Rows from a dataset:
§ §

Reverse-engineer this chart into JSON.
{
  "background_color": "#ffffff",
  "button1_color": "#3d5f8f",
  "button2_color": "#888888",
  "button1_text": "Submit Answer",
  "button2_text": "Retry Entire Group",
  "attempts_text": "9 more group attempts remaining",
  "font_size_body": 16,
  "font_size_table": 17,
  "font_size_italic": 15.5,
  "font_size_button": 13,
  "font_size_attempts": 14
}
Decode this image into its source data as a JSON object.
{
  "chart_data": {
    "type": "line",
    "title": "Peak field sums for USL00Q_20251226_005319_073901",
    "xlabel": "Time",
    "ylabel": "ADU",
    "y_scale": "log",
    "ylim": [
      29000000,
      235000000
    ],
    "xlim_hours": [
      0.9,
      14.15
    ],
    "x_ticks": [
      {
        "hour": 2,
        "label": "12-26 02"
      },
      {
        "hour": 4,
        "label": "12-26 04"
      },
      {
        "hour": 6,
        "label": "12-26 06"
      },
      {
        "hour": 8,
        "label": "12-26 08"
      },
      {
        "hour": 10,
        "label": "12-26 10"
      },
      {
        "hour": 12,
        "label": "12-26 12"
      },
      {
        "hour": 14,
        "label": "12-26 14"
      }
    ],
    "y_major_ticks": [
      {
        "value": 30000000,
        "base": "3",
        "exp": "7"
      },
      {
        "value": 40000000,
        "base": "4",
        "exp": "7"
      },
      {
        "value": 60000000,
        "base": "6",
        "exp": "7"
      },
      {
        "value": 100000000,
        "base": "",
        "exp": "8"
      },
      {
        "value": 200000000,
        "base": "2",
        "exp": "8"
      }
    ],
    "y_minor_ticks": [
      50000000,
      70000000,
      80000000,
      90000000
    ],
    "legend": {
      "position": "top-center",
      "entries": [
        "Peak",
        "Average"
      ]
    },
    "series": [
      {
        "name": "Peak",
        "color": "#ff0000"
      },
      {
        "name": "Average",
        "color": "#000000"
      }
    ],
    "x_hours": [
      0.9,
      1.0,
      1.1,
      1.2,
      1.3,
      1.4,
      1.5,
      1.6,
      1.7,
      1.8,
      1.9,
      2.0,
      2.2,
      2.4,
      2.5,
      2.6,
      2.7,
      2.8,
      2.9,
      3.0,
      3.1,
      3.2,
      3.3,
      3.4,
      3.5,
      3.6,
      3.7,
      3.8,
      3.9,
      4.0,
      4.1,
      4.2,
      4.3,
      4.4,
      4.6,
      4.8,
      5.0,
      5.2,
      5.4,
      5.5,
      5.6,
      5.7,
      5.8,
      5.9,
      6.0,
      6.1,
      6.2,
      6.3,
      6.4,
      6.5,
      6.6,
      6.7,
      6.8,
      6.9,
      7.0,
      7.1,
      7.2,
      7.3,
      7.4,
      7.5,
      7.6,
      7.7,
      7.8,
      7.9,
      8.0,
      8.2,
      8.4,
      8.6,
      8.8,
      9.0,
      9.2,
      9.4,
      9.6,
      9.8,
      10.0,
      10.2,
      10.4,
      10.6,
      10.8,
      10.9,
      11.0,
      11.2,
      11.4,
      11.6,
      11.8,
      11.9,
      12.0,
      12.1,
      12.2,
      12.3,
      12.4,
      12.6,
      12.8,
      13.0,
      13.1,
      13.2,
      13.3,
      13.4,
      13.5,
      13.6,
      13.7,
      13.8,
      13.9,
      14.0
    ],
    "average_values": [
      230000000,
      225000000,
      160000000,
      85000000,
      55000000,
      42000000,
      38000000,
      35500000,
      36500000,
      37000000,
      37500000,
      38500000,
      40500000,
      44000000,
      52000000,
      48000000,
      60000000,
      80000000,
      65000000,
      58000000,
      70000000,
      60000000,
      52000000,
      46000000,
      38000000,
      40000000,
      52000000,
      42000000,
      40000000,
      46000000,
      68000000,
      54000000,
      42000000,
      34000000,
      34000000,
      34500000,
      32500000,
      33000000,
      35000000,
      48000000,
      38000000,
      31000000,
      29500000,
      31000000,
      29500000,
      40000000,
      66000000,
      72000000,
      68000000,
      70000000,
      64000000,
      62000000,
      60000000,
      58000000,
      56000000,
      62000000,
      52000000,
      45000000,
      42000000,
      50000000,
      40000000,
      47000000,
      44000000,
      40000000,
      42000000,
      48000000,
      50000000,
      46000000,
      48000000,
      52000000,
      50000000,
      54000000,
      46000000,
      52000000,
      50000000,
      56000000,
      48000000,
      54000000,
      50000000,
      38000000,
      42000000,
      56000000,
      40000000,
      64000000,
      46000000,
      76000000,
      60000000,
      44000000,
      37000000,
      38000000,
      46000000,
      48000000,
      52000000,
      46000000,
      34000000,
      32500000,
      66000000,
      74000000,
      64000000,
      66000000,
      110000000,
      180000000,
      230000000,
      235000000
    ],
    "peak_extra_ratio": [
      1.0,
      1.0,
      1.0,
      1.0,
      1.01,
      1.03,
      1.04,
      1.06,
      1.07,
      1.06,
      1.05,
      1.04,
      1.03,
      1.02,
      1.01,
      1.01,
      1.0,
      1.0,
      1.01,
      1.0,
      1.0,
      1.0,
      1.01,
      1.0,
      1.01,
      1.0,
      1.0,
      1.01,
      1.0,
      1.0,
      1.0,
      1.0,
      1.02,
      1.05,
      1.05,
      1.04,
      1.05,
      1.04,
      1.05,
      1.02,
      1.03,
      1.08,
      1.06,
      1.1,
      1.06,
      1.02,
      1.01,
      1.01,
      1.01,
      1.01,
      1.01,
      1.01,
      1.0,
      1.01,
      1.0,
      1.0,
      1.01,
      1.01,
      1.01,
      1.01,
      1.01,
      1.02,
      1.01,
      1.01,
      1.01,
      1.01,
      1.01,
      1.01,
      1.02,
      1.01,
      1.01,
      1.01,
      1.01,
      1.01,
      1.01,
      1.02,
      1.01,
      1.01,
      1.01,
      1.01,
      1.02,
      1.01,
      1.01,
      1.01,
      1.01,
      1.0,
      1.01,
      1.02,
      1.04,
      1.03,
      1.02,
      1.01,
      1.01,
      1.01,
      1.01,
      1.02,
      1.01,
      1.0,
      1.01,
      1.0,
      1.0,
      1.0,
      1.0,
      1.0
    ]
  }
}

§ §

__WRITTEN REQUEST__: Copy down the material exactly as written.

__ANSWER TO THE TASK__:
Reverse-engineer this chart into JSON.
{
  "background_color": "#ffffff",
  "button1_color": "#3d5f8f",
  "button2_color": "#888888",
  "button1_text": "Submit Answer",
  "button2_text": "Retry Entire Group",
  "attempts_text": "9 more group attempts remaining",
  "font_size_body": 16,
  "font_size_table": 17,
  "font_size_italic": 15.5,
  "font_size_button": 13,
  "font_size_attempts": 14
}
Decode this image into its source data as a JSON object.
{
  "chart_data": {
    "type": "line",
    "title": "Peak field sums for USL00Q_20251226_005319_073901",
    "xlabel": "Time",
    "ylabel": "ADU",
    "y_scale": "log",
    "ylim": [
      29000000,
      235000000
    ],
    "xlim_hours": [
      0.9,
      14.15
    ],
    "x_ticks": [
      {
        "hour": 2,
        "label": "12-26 02"
      },
      {
        "hour": 4,
        "label": "12-26 04"
      },
      {
        "hour": 6,
        "label": "12-26 06"
      },
      {
        "hour": 8,
        "label": "12-26 08"
      },
      {
        "hour": 10,
        "label": "12-26 10"
      },
      {
        "hour": 12,
        "label": "12-26 12"
      },
      {
        "hour": 14,
        "label": "12-26 14"
      }
    ],
    "y_major_ticks": [
      {
        "value": 30000000,
        "base": "3",
        "exp": "7"
      },
      {
        "value": 40000000,
        "base": "4",
        "exp": "7"
      },
      {
        "value": 60000000,
        "base": "6",
        "exp": "7"
      },
      {
        "value": 100000000,
        "base": "",
        "exp": "8"
      },
      {
        "value": 200000000,
        "base": "2",
        "exp": "8"
      }
    ],
    "y_minor_ticks": [
      50000000,
      70000000,
      80000000,
      90000000
    ],
    "legend": {
      "position": "top-center",
      "entries": [
        "Peak",
        "Average"
      ]
    },
    "series": [
      {
        "name": "Peak",
        "color": "#ff0000"
      },
      {
        "name": "Average",
        "color": "#000000"
      }
    ],
    "x_hours": [
      0.9,
      1.0,
      1.1,
      1.2,
      1.3,
      1.4,
      1.5,
      1.6,
      1.7,
      1.8,
      1.9,
      2.0,
      2.2,
      2.4,
      2.5,
      2.6,
      2.7,
      2.8,
      2.9,
      3.0,
      3.1,
      3.2,
      3.3,
      3.4,
      3.5,
      3.6,
      3.7,
      3.8,
      3.9,
      4.0,
      4.1,
      4.2,
      4.3,
      4.4,
      4.6,
      4.8,
      5.0,
      5.2,
      5.4,
      5.5,
      5.6,
      5.7,
      5.8,
      5.9,
      6.0,
      6.1,
      6.2,
      6.3,
      6.4,
      6.5,
      6.6,
      6.7,
      6.8,
      6.9,
      7.0,
      7.1,
      7.2,
      7.3,
      7.4,
      7.5,
      7.6,
      7.7,
      7.8,
      7.9,
      8.0,
      8.2,
      8.4,
      8.6,
      8.8,
      9.0,
      9.2,
      9.4,
      9.6,
      9.8,
      10.0,
      10.2,
      10.4,
      10.6,
      10.8,
      10.9,
      11.0,
      11.2,
      11.4,
      11.6,
      11.8,
      11.9,
      12.0,
      12.1,
      12.2,
      12.3,
      12.4,
      12.6,
      12.8,
      13.0,
      13.1,
      13.2,
      13.3,
      13.4,
      13.5,
      13.6,
      13.7,
      13.8,
      13.9,
      14.0
    ],
    "average_values": [
      230000000,
      225000000,
      160000000,
      85000000,
      55000000,
      42000000,
      38000000,
      35500000,
      36500000,
      37000000,
      37500000,
      38500000,
      40500000,
      44000000,
      52000000,
      48000000,
      60000000,
      80000000,
      65000000,
      58000000,
      70000000,
      60000000,
      52000000,
      46000000,
      38000000,
      40000000,
      52000000,
      42000000,
      40000000,
      46000000,
      68000000,
      54000000,
      42000000,
      34000000,
      34000000,
      34500000,
      32500000,
      33000000,
      35000000,
      48000000,
      38000000,
      31000000,
      29500000,
      31000000,
      29500000,
      40000000,
      66000000,
      72000000,
      68000000,
      70000000,
      64000000,
      62000000,
      60000000,
      58000000,
      56000000,
      62000000,
      52000000,
      45000000,
      42000000,
      50000000,
      40000000,
      47000000,
      44000000,
      40000000,
      42000000,
      48000000,
      50000000,
      46000000,
      48000000,
      52000000,
      50000000,
      54000000,
      46000000,
      52000000,
      50000000,
      56000000,
      48000000,
      54000000,
      50000000,
      38000000,
      42000000,
      56000000,
      40000000,
      64000000,
      46000000,
      76000000,
      60000000,
      44000000,
      37000000,
      38000000,
      46000000,
      48000000,
      52000000,
      46000000,
      34000000,
      32500000,
      66000000,
      74000000,
      64000000,
      66000000,
      110000000,
      180000000,
      230000000,
      235000000
    ],
    "peak_extra_ratio": [
      1.0,
      1.0,
      1.0,
      1.0,
      1.01,
      1.03,
      1.04,
      1.06,
      1.07,
      1.06,
      1.05,
      1.04,
      1.03,
      1.02,
      1.01,
      1.01,
      1.0,
      1.0,
      1.01,
      1.0,
      1.0,
      1.0,
      1.01,
      1.0,
      1.01,
      1.0,
      1.0,
      1.01,
      1.0,
      1.0,
      1.0,
      1.0,
      1.02,
      1.05,
      1.05,
      1.04,
      1.05,
      1.04,
      1.05,
      1.02,
      1.03,
      1.08,
      1.06,
      1.1,
      1.06,
      1.02,
      1.01,
      1.01,
      1.01,
      1.01,
      1.01,
      1.01,
      1.0,
      1.01,
      1.0,
      1.0,
      1.01,
      1.01,
      1.01,
      1.01,
      1.01,
      1.02,
      1.01,
      1.01,
      1.01,
      1.01,
      1.01,
      1.01,
      1.02,
      1.01,
      1.01,
      1.01,
      1.01,
      1.01,
      1.01,
      1.02,
      1.01,
      1.01,
      1.01,
      1.01,
      1.02,
      1.01,
      1.01,
      1.01,
      1.01,
      1.0,
      1.01,
      1.02,
      1.04,
      1.03,
      1.02,
      1.01,
      1.01,
      1.01,
      1.01,
      1.02,
      1.01,
      1.0,
      1.01,
      1.0,
      1.0,
      1.0,
      1.0,
      1.0
    ]
  }
}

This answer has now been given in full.